Records from a collection –
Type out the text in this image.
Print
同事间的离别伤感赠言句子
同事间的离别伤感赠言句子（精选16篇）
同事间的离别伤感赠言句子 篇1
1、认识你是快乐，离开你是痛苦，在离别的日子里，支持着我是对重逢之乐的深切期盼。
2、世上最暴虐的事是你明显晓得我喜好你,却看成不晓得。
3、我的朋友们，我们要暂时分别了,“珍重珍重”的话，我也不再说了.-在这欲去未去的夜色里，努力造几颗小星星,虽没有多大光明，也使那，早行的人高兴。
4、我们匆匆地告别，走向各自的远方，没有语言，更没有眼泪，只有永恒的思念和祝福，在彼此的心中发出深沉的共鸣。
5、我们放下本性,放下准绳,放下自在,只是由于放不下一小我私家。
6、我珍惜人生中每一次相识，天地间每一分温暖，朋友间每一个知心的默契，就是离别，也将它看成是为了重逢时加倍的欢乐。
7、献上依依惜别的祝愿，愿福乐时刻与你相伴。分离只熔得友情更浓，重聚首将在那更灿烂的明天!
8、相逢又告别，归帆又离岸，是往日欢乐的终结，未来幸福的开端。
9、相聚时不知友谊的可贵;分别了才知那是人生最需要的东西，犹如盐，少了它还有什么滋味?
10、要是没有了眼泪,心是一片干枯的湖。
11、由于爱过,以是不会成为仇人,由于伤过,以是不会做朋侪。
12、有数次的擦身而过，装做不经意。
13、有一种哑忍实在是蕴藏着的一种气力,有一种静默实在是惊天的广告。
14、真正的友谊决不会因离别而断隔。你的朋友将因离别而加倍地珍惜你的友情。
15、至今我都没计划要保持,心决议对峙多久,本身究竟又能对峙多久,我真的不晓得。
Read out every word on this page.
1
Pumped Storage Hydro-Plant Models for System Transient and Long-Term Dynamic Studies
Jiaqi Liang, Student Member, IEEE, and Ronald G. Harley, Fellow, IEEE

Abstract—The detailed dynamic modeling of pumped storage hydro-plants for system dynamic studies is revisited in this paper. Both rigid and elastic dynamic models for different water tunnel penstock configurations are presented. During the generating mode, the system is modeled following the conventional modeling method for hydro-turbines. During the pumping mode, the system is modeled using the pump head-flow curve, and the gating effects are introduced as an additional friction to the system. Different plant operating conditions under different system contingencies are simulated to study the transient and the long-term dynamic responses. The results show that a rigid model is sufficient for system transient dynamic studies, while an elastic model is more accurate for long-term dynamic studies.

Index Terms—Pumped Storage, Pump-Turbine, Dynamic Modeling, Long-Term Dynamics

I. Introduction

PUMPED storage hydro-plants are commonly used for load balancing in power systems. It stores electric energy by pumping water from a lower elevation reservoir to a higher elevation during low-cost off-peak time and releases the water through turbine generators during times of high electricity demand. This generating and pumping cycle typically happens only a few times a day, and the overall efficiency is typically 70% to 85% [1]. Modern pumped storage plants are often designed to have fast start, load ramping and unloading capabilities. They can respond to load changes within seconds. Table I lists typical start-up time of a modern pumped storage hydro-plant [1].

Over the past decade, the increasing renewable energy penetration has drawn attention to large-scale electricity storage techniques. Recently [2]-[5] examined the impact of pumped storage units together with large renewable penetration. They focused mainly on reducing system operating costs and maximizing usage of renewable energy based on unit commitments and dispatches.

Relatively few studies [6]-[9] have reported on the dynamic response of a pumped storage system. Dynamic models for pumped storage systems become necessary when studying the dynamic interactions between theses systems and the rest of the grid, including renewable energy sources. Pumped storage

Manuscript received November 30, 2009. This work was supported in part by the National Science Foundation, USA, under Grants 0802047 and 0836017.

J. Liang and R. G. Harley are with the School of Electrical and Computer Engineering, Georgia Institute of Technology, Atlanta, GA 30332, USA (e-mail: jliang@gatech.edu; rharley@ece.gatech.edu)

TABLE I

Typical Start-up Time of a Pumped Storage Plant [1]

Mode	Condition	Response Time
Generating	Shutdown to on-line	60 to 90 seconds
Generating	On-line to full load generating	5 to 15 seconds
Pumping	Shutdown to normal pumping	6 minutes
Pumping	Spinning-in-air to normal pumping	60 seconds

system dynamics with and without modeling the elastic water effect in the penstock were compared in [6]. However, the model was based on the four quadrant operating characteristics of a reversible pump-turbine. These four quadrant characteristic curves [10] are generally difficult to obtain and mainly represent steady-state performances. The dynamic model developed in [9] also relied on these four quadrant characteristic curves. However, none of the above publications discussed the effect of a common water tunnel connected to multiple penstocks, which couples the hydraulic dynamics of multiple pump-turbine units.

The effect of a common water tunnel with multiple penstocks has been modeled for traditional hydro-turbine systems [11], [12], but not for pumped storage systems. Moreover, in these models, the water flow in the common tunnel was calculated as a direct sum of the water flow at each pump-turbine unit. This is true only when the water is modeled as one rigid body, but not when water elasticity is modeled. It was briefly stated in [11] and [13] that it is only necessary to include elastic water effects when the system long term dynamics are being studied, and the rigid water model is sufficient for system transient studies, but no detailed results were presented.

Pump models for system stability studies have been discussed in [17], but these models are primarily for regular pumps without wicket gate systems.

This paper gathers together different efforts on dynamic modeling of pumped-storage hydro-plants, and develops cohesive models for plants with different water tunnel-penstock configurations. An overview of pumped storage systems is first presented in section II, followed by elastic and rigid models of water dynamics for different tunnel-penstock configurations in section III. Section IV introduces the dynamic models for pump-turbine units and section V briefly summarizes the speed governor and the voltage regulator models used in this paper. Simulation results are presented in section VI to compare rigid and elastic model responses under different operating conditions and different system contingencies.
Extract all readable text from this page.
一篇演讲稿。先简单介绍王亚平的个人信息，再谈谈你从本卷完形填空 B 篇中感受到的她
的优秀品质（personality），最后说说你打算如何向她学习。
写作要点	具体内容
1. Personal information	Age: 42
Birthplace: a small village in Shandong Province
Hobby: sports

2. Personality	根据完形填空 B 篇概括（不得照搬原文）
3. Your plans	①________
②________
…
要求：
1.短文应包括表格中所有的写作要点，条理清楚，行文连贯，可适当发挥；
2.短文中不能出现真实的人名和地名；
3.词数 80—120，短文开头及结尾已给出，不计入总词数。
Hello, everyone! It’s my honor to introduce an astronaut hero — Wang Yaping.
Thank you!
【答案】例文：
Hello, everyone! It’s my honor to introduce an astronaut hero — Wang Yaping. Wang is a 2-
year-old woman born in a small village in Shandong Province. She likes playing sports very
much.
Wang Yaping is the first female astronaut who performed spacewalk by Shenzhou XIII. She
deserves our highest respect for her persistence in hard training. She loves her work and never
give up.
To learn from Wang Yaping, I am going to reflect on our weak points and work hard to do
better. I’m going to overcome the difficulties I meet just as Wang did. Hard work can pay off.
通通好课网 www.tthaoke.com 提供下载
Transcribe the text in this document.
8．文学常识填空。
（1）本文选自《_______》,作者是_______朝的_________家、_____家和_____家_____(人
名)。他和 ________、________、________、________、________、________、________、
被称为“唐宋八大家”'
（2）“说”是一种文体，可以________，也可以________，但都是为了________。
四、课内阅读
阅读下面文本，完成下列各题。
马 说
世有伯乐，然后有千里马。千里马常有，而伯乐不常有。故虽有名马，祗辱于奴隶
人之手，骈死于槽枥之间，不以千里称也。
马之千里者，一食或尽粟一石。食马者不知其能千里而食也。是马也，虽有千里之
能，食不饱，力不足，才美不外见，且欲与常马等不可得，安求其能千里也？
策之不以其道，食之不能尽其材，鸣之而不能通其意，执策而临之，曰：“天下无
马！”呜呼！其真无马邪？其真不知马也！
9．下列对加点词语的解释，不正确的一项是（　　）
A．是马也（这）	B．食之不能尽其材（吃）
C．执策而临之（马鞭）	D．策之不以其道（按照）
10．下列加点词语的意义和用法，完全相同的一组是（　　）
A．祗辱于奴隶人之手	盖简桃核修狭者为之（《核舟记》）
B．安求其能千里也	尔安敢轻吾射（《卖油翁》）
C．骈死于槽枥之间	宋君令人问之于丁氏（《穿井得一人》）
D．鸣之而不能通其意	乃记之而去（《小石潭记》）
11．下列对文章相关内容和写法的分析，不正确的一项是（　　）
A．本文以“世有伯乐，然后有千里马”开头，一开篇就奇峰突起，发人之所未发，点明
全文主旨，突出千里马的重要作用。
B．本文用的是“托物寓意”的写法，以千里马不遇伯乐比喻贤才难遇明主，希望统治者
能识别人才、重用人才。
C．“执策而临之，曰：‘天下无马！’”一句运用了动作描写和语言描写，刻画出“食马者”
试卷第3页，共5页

Aim of the task – Return all lines with the word "骈死于槽枥之间" in them.

Full answer –
人之手，骈死于槽枥之间，不以千里称也。
C．骈死于槽枥之间	宋君令人问之于丁氏（《穿井得一人》）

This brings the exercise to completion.